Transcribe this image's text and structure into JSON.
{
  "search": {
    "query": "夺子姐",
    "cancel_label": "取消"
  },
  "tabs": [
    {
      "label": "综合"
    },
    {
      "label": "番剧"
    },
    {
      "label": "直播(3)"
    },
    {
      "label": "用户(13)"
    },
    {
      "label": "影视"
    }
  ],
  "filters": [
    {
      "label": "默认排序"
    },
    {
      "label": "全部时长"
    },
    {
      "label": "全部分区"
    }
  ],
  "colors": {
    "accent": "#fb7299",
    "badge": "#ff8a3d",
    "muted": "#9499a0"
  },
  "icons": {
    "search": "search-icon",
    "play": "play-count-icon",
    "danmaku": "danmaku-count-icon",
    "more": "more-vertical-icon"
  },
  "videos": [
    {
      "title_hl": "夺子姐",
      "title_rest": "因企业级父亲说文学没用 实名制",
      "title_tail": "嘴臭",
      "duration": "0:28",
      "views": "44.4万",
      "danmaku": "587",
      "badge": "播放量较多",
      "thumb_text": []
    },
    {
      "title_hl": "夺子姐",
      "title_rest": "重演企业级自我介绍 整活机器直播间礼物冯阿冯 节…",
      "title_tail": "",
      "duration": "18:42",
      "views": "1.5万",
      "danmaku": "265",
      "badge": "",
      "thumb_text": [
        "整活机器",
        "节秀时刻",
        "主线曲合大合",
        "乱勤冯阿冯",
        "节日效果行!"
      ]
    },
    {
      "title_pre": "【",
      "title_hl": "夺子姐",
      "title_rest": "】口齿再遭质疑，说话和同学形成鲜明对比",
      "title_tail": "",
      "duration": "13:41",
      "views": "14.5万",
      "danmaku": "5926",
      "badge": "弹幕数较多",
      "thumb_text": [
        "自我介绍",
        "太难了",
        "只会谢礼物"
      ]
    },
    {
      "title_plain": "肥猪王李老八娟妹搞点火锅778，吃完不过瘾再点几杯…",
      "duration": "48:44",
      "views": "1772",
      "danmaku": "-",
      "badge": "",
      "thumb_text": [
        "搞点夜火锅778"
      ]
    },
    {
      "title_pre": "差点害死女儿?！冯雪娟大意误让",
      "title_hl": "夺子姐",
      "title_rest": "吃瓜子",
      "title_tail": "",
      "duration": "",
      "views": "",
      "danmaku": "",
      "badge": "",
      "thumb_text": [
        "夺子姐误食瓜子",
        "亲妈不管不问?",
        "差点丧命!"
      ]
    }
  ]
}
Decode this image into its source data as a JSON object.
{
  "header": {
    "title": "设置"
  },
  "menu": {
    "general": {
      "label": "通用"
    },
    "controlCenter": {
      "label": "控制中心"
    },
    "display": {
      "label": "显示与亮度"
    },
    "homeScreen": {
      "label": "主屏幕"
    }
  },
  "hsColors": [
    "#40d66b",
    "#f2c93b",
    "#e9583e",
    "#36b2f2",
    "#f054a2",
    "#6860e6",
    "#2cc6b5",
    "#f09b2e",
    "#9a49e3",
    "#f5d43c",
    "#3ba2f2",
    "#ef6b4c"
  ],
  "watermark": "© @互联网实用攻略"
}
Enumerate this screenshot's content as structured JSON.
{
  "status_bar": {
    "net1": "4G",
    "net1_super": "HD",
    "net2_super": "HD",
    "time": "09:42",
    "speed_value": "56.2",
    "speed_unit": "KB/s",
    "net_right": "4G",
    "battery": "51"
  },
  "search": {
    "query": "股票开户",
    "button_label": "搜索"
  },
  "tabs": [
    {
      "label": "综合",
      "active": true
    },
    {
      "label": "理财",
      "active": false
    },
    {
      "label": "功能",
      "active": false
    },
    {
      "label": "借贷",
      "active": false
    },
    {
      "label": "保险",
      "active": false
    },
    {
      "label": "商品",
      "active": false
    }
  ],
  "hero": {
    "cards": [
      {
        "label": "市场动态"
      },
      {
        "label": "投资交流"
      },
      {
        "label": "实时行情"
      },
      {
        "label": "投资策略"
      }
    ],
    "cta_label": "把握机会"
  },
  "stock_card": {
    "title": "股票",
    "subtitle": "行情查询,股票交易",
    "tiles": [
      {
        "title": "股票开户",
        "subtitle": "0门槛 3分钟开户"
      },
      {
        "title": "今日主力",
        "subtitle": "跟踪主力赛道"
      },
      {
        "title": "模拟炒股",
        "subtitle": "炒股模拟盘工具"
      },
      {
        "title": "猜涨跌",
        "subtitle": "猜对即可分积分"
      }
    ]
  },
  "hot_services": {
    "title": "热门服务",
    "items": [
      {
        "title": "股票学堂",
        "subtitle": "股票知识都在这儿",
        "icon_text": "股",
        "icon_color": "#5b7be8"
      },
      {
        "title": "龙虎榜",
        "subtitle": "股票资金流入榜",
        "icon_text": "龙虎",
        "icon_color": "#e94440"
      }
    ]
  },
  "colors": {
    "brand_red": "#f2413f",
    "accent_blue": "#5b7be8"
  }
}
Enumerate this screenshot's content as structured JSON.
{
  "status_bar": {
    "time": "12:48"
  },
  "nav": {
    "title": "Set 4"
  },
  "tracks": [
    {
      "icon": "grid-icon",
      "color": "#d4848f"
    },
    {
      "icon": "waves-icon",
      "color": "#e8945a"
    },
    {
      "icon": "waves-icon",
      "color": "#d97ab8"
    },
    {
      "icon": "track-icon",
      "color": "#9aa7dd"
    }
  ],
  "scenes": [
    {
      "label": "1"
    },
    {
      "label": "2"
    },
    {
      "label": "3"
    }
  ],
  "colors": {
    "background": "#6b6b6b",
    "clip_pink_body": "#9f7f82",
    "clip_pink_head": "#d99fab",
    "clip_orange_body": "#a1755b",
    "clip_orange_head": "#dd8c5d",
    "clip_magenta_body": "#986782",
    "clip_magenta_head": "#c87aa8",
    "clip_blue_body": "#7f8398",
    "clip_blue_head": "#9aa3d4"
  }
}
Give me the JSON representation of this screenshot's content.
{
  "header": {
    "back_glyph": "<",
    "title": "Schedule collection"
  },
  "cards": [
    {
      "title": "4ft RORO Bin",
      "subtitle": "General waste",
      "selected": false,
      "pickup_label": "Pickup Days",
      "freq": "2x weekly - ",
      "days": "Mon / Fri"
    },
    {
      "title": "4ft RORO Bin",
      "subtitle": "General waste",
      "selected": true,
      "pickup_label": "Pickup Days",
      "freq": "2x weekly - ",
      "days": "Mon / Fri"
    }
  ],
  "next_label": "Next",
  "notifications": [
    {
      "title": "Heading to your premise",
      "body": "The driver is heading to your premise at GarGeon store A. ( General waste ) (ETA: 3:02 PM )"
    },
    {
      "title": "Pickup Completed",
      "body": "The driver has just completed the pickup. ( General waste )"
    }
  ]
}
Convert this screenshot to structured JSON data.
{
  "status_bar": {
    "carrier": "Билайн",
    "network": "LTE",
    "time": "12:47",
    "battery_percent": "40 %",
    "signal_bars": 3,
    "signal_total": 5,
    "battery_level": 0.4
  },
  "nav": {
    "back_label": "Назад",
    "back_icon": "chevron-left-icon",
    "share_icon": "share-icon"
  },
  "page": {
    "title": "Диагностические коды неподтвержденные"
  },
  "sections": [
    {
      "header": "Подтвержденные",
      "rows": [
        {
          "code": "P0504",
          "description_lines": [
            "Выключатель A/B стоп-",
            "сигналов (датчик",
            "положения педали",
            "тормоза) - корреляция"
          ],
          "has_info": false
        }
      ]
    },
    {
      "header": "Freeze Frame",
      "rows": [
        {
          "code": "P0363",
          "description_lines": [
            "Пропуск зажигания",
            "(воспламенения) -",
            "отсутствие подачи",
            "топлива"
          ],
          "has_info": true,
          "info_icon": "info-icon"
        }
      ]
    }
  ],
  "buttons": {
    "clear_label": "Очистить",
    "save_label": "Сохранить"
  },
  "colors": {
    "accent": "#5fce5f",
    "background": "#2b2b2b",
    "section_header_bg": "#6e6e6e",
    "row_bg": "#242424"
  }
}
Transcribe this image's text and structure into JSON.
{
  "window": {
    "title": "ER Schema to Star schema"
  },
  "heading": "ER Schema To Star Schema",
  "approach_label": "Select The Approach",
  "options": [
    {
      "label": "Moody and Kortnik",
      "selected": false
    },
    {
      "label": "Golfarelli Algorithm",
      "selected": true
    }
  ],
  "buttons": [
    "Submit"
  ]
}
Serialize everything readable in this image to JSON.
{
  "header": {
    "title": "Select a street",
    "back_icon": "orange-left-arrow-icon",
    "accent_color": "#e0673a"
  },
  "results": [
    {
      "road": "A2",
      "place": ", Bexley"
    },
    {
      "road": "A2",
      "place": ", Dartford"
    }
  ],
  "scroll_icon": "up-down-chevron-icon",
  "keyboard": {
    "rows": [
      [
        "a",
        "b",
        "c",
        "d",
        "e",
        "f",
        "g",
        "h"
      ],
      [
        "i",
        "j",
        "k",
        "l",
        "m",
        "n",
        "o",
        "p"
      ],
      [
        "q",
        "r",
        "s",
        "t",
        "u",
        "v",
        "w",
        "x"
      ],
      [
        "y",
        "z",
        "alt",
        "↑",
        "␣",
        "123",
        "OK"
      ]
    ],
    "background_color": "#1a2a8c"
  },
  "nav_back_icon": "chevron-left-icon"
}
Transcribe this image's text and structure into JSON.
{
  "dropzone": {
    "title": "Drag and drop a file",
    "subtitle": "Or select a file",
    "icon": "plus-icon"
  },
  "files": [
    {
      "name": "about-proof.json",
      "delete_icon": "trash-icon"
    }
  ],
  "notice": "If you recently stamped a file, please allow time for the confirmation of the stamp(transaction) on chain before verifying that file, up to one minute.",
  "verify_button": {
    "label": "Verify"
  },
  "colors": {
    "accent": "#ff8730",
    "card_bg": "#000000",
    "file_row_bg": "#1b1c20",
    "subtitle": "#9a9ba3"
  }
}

- - - - - - -

Exercise description:
Find and copy each line above that includes the string "time".

Solved problem:
    "time": "09:42",
    "time": "12:48"
    "time": "12:47",
  "notice": "If you recently stamped a file, please allow time for the confirmation of the stamp(transaction) on chain before verifying that file, up to one minute.",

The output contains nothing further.